Each line that holds the word "name" should be returned.

--- begin TASK INPUT ---

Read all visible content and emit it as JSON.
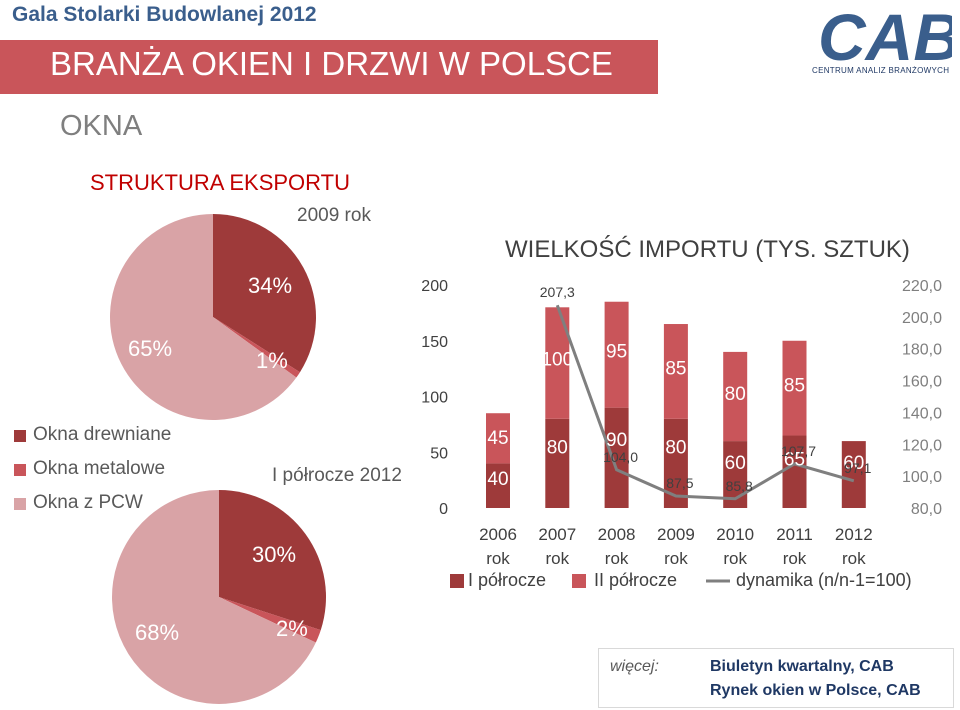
{
  "header": {
    "event_title": "Gala Stolarki Budowlanej 2012",
    "main_title": "BRANŻA OKIEN I DRZWI W POLSCE",
    "section_title": "OKNA",
    "logo_text": "CAB",
    "logo_subtitle": "CENTRUM ANALIZ BRANŻOWYCH"
  },
  "export": {
    "title": "STRUKTURA EKSPORTU",
    "legend": [
      {
        "label": "Okna drewniane",
        "color": "#9e3a3a"
      },
      {
        "label": "Okna metalowe",
        "color": "#c9555a"
      },
      {
        "label": "Okna z PCW",
        "color": "#d9a3a6"
      }
    ]
  },
  "chart_data": [
    {
      "type": "pie",
      "title": "2009 rok",
      "categories": [
        "Okna drewniane",
        "Okna metalowe",
        "Okna z PCW"
      ],
      "values": [
        34,
        1,
        65
      ],
      "labels": [
        "34%",
        "1%",
        "65%"
      ]
    },
    {
      "type": "pie",
      "title": "I półrocze 2012",
      "categories": [
        "Okna drewniane",
        "Okna metalowe",
        "Okna z PCW"
      ],
      "values": [
        30,
        2,
        68
      ],
      "labels": [
        "30%",
        "2%",
        "68%"
      ]
    },
    {
      "type": "bar",
      "title": "WIELKOŚĆ IMPORTU (TYS. SZTUK)",
      "categories": [
        "2006\nrok",
        "2007\nrok",
        "2008\nrok",
        "2009\nrok",
        "2010\nrok",
        "2011\nrok",
        "2012\nrok"
      ],
      "series": [
        {
          "name": "I półrocze",
          "values": [
            40,
            80,
            90,
            80,
            60,
            65,
            60
          ],
          "labels": [
            "40",
            "80",
            "90",
            "80",
            "60",
            "65",
            "60"
          ],
          "color": "#9e3a3a"
        },
        {
          "name": "II półrocze",
          "values": [
            45,
            100,
            95,
            85,
            80,
            85,
            null
          ],
          "labels": [
            "45",
            "100",
            "95",
            "85",
            "80",
            "85",
            ""
          ],
          "color": "#c9555a"
        },
        {
          "name": "dynamika (n/n-1=100)",
          "values": [
            null,
            207.3,
            104.0,
            87.5,
            85.8,
            107.7,
            97.1
          ],
          "labels": [
            "",
            "207,3",
            "104,0",
            "87,5",
            "85,8",
            "107,7",
            "97,1"
          ],
          "color": "#7f7f7f",
          "axis": "right"
        }
      ],
      "stacked": true,
      "ylim": [
        0,
        200
      ],
      "yticks": [
        "0",
        "50",
        "100",
        "150",
        "200"
      ],
      "y2lim": [
        80,
        220
      ],
      "y2ticks": [
        "80,0",
        "100,0",
        "120,0",
        "140,0",
        "160,0",
        "180,0",
        "200,0",
        "220,0"
      ],
      "legend_position": "bottom"
    }
  ],
  "footer": {
    "more_label": "więcej:",
    "line1": "Biuletyn kwartalny, CAB",
    "line2": "Rynek okien w Polsce, CAB"
  }
}
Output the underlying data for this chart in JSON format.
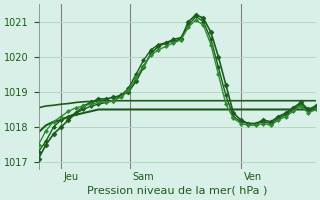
{
  "title": "Pression niveau de la mer( hPa )",
  "background_color": "#d8f0e8",
  "grid_color": "#b0d8c0",
  "line_color_dark": "#1a5c1a",
  "line_color_light": "#2e8b2e",
  "ylim": [
    1016.8,
    1021.5
  ],
  "yticks": [
    1017,
    1018,
    1019,
    1020,
    1021
  ],
  "day_labels": [
    "Jeu",
    "Sam",
    "Ven"
  ],
  "day_positions": [
    0.08,
    0.33,
    0.73
  ],
  "series": [
    [
      1017.1,
      1017.5,
      1017.8,
      1018.0,
      1018.2,
      1018.4,
      1018.6,
      1018.7,
      1018.8,
      1018.8,
      1018.85,
      1018.9,
      1019.0,
      1019.3,
      1019.7,
      1020.1,
      1020.3,
      1020.4,
      1020.45,
      1020.5,
      1021.0,
      1021.2,
      1021.1,
      1020.7,
      1020.0,
      1019.2,
      1018.4,
      1018.2,
      1018.1,
      1018.1,
      1018.2,
      1018.15,
      1018.3,
      1018.4,
      1018.55,
      1018.7,
      1018.5,
      1018.6
    ],
    [
      1017.3,
      1017.6,
      1018.0,
      1018.2,
      1018.3,
      1018.4,
      1018.5,
      1018.6,
      1018.65,
      1018.7,
      1018.75,
      1018.9,
      1019.1,
      1019.5,
      1019.9,
      1020.2,
      1020.35,
      1020.4,
      1020.5,
      1020.55,
      1020.9,
      1021.15,
      1021.0,
      1020.5,
      1019.7,
      1018.9,
      1018.3,
      1018.15,
      1018.1,
      1018.1,
      1018.15,
      1018.1,
      1018.25,
      1018.35,
      1018.5,
      1018.65,
      1018.45,
      1018.55
    ],
    [
      1017.5,
      1017.9,
      1018.15,
      1018.3,
      1018.45,
      1018.55,
      1018.6,
      1018.65,
      1018.7,
      1018.7,
      1018.75,
      1018.85,
      1019.05,
      1019.4,
      1019.75,
      1020.05,
      1020.2,
      1020.3,
      1020.4,
      1020.48,
      1020.85,
      1021.05,
      1020.9,
      1020.35,
      1019.5,
      1018.65,
      1018.25,
      1018.1,
      1018.05,
      1018.05,
      1018.1,
      1018.05,
      1018.2,
      1018.3,
      1018.45,
      1018.6,
      1018.4,
      1018.5
    ],
    [
      1017.85,
      1018.05,
      1018.15,
      1018.2,
      1018.3,
      1018.35,
      1018.4,
      1018.45,
      1018.5,
      1018.5,
      1018.5,
      1018.5,
      1018.5,
      1018.5,
      1018.5,
      1018.5,
      1018.5,
      1018.5,
      1018.5,
      1018.5,
      1018.5,
      1018.5,
      1018.5,
      1018.5,
      1018.5,
      1018.5,
      1018.5,
      1018.5,
      1018.5,
      1018.5,
      1018.5,
      1018.5,
      1018.5,
      1018.5,
      1018.5,
      1018.5,
      1018.5,
      1018.5
    ],
    [
      1018.55,
      1018.6,
      1018.62,
      1018.65,
      1018.67,
      1018.7,
      1018.72,
      1018.73,
      1018.74,
      1018.75,
      1018.75,
      1018.75,
      1018.75,
      1018.75,
      1018.75,
      1018.75,
      1018.75,
      1018.75,
      1018.75,
      1018.75,
      1018.75,
      1018.75,
      1018.75,
      1018.75,
      1018.75,
      1018.75,
      1018.75,
      1018.75,
      1018.75,
      1018.75,
      1018.75,
      1018.75,
      1018.75,
      1018.75,
      1018.75,
      1018.75,
      1018.75,
      1018.75
    ]
  ]
}
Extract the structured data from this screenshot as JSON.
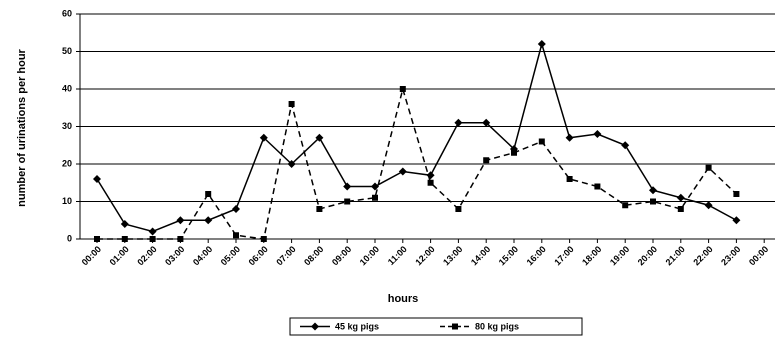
{
  "chart_data": {
    "type": "line",
    "x_label": "hours",
    "y_label": "number of urinations per hour",
    "categories": [
      "00:00",
      "01:00",
      "02:00",
      "03:00",
      "04:00",
      "05:00",
      "06:00",
      "07:00",
      "08:00",
      "09:00",
      "10:00",
      "11:00",
      "12:00",
      "13:00",
      "14:00",
      "15:00",
      "16:00",
      "17:00",
      "18:00",
      "19:00",
      "20:00",
      "21:00",
      "22:00",
      "23:00",
      "00:00"
    ],
    "series": [
      {
        "name": "45 kg pigs",
        "color": "#000000",
        "line_style": "solid",
        "marker": "diamond",
        "values": [
          16,
          4,
          2,
          5,
          5,
          8,
          27,
          20,
          27,
          14,
          14,
          18,
          17,
          31,
          31,
          24,
          52,
          27,
          28,
          25,
          13,
          11,
          9,
          5,
          null
        ]
      },
      {
        "name": "80 kg pigs",
        "color": "#000000",
        "line_style": "dashed",
        "marker": "square",
        "values": [
          0,
          0,
          0,
          0,
          12,
          1,
          0,
          36,
          8,
          10,
          11,
          40,
          15,
          8,
          21,
          23,
          26,
          16,
          14,
          9,
          10,
          8,
          19,
          12,
          null
        ]
      }
    ],
    "ylim": [
      0,
      60
    ],
    "yticks": [
      0,
      10,
      20,
      30,
      40,
      50,
      60
    ],
    "grid": true,
    "legend": "bottom"
  }
}
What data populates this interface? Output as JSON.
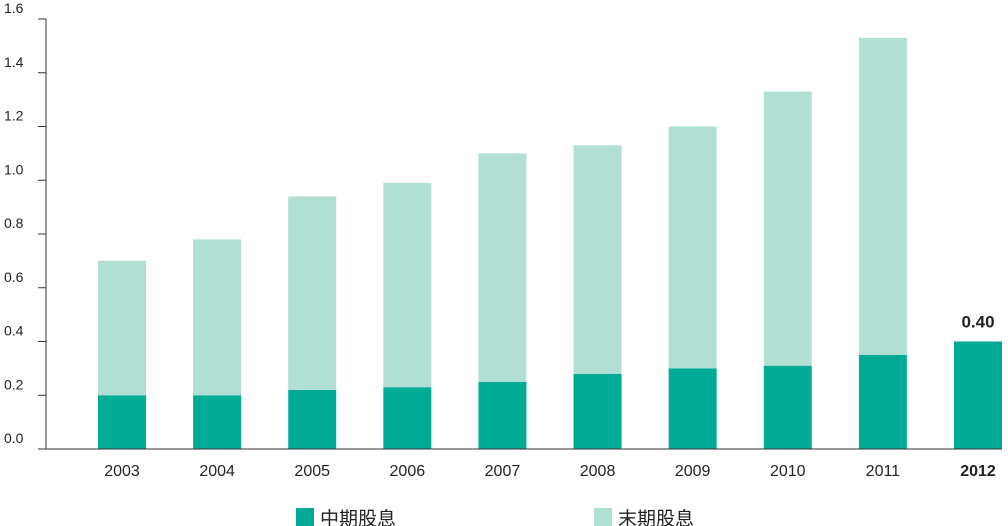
{
  "chart_data": {
    "type": "bar",
    "stacked": true,
    "categories": [
      "2003",
      "2004",
      "2005",
      "2006",
      "2007",
      "2008",
      "2009",
      "2010",
      "2011",
      "2012"
    ],
    "highlight_category": "2012",
    "series": [
      {
        "name": "中期股息",
        "color": "#00ab96",
        "values": [
          0.2,
          0.2,
          0.22,
          0.23,
          0.25,
          0.28,
          0.3,
          0.31,
          0.35,
          0.4
        ]
      },
      {
        "name": "末期股息",
        "color": "#b2dfd4",
        "values": [
          0.5,
          0.58,
          0.72,
          0.76,
          0.85,
          0.85,
          0.9,
          1.02,
          1.18,
          null
        ]
      }
    ],
    "data_labels": [
      {
        "category": "2012",
        "text": "0.40"
      }
    ],
    "yticks": [
      "0.0",
      "0.2",
      "0.4",
      "0.6",
      "0.8",
      "1.0",
      "1.2",
      "1.4",
      "1.6"
    ],
    "ylim": [
      0,
      1.6
    ],
    "title": "",
    "xlabel": "",
    "ylabel": "",
    "grid": false,
    "legend_position": "bottom"
  }
}
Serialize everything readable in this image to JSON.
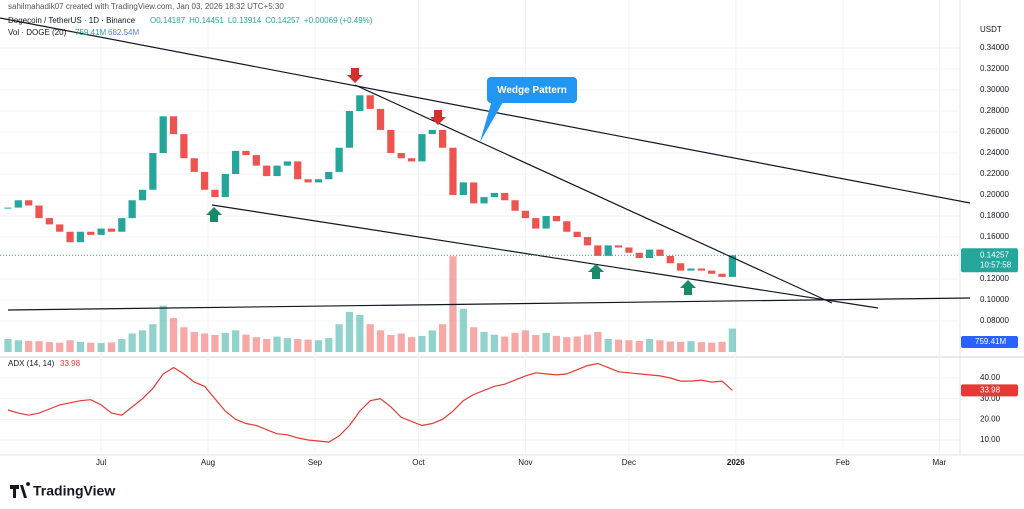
{
  "header": {
    "watermark": "sahilmahadik07 created with TradingView.com, Jan 03, 2026 18:32 UTC+5:30",
    "symbol": "Dogecoin / TetherUS · 1D · Binance",
    "ohlc": [
      "O0.14187",
      "H0.14451",
      "L0.13914",
      "C0.14257",
      "+0.00069 (+0.49%)"
    ],
    "logo": "TradingView"
  },
  "chart_data": {
    "type": "candlestick",
    "currency": "USDT",
    "up_color": "#26a69a",
    "down_color": "#ef5350",
    "closes": [
      0.188,
      0.195,
      0.19,
      0.178,
      0.172,
      0.165,
      0.155,
      0.165,
      0.162,
      0.168,
      0.165,
      0.178,
      0.195,
      0.205,
      0.24,
      0.275,
      0.258,
      0.235,
      0.222,
      0.205,
      0.198,
      0.22,
      0.242,
      0.238,
      0.228,
      0.218,
      0.228,
      0.232,
      0.215,
      0.212,
      0.215,
      0.222,
      0.245,
      0.28,
      0.295,
      0.282,
      0.262,
      0.24,
      0.235,
      0.232,
      0.258,
      0.262,
      0.245,
      0.2,
      0.212,
      0.192,
      0.198,
      0.202,
      0.195,
      0.185,
      0.178,
      0.168,
      0.18,
      0.175,
      0.165,
      0.16,
      0.152,
      0.142,
      0.152,
      0.15,
      0.145,
      0.14,
      0.148,
      0.142,
      0.135,
      0.128,
      0.13,
      0.128,
      0.125,
      0.122,
      0.14257
    ],
    "countdown": "10:57:58",
    "xlim": [
      -0.77,
      91.8
    ],
    "xticks": [
      {
        "value": 9,
        "label": "Jul"
      },
      {
        "value": 19.33,
        "label": "Aug"
      },
      {
        "value": 29.67,
        "label": "Sep"
      },
      {
        "value": 39.67,
        "label": "Oct"
      },
      {
        "value": 50,
        "label": "Nov"
      },
      {
        "value": 60,
        "label": "Dec"
      },
      {
        "value": 70.33,
        "label": "2026"
      },
      {
        "value": 80.67,
        "label": "Feb"
      },
      {
        "value": 90,
        "label": "Mar"
      }
    ],
    "ylim": [
      0.0476,
      0.3667
    ],
    "yticks": [
      {
        "value": 0.34,
        "label": "0.34000"
      },
      {
        "value": 0.32,
        "label": "0.32000"
      },
      {
        "value": 0.3,
        "label": "0.30000"
      },
      {
        "value": 0.28,
        "label": "0.28000"
      },
      {
        "value": 0.26,
        "label": "0.26000"
      },
      {
        "value": 0.24,
        "label": "0.24000"
      },
      {
        "value": 0.22,
        "label": "0.22000"
      },
      {
        "value": 0.2,
        "label": "0.20000"
      },
      {
        "value": 0.18,
        "label": "0.18000"
      },
      {
        "value": 0.16,
        "label": "0.16000"
      },
      {
        "value": 0.12,
        "label": "0.12000"
      },
      {
        "value": 0.1,
        "label": "0.10000"
      },
      {
        "value": 0.08,
        "label": "0.08000"
      }
    ],
    "volume": {
      "name": "Vol · DOGE (20)",
      "legend": [
        "759.41M",
        "682.54M"
      ],
      "last_label": "759.41M",
      "lim": [
        0,
        3300
      ],
      "values": [
        420,
        380,
        360,
        350,
        320,
        300,
        380,
        330,
        300,
        290,
        310,
        420,
        600,
        700,
        900,
        1500,
        1100,
        800,
        650,
        600,
        550,
        620,
        700,
        560,
        480,
        420,
        500,
        450,
        420,
        400,
        380,
        450,
        900,
        1300,
        1200,
        900,
        700,
        550,
        600,
        480,
        520,
        700,
        900,
        3100,
        1400,
        800,
        650,
        560,
        500,
        620,
        700,
        550,
        620,
        520,
        480,
        500,
        560,
        650,
        420,
        400,
        380,
        360,
        420,
        380,
        340,
        330,
        350,
        320,
        300,
        330,
        759.41
      ]
    },
    "adx": {
      "name": "ADX (14, 14)",
      "color": "#e53935",
      "values": [
        24.5,
        23,
        22,
        23,
        25,
        27,
        28,
        29,
        29.5,
        27,
        23,
        22,
        26,
        30,
        35,
        42,
        45,
        42,
        38,
        36,
        30,
        24,
        20,
        18,
        17,
        15,
        13,
        12.5,
        11,
        10,
        9.5,
        9,
        12,
        17,
        24,
        29,
        30,
        26,
        21,
        19,
        17,
        18,
        20,
        24,
        29,
        32,
        34,
        36,
        37,
        39,
        41,
        42.5,
        42,
        41.5,
        42,
        44,
        46,
        47,
        45,
        43,
        42.5,
        42,
        41.5,
        41,
        40,
        38.5,
        38.5,
        39,
        38,
        38.5,
        33.98
      ],
      "ylim": [
        2.75,
        48.7
      ],
      "yticks": [
        {
          "value": 40,
          "label": "40.00"
        },
        {
          "value": 30,
          "label": "30.00"
        },
        {
          "value": 20,
          "label": "20.00"
        },
        {
          "value": 10,
          "label": "10.00"
        }
      ]
    },
    "annotation": "Wedge Pattern"
  }
}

--- end TASK INPUT ---

* _ANSWER TO THE EXERCISE_
          "name": "I półrocze",
          "name": "II półrocze",
          "name": "dynamika (n/n-1=100)",
        "name": "45 kg pigs",
        "name": "80 kg pigs",
        "name": "中期股息",
        "name": "末期股息",
      "name": "Vol · DOGE (20)",
      "name": "ADX (14, 14)",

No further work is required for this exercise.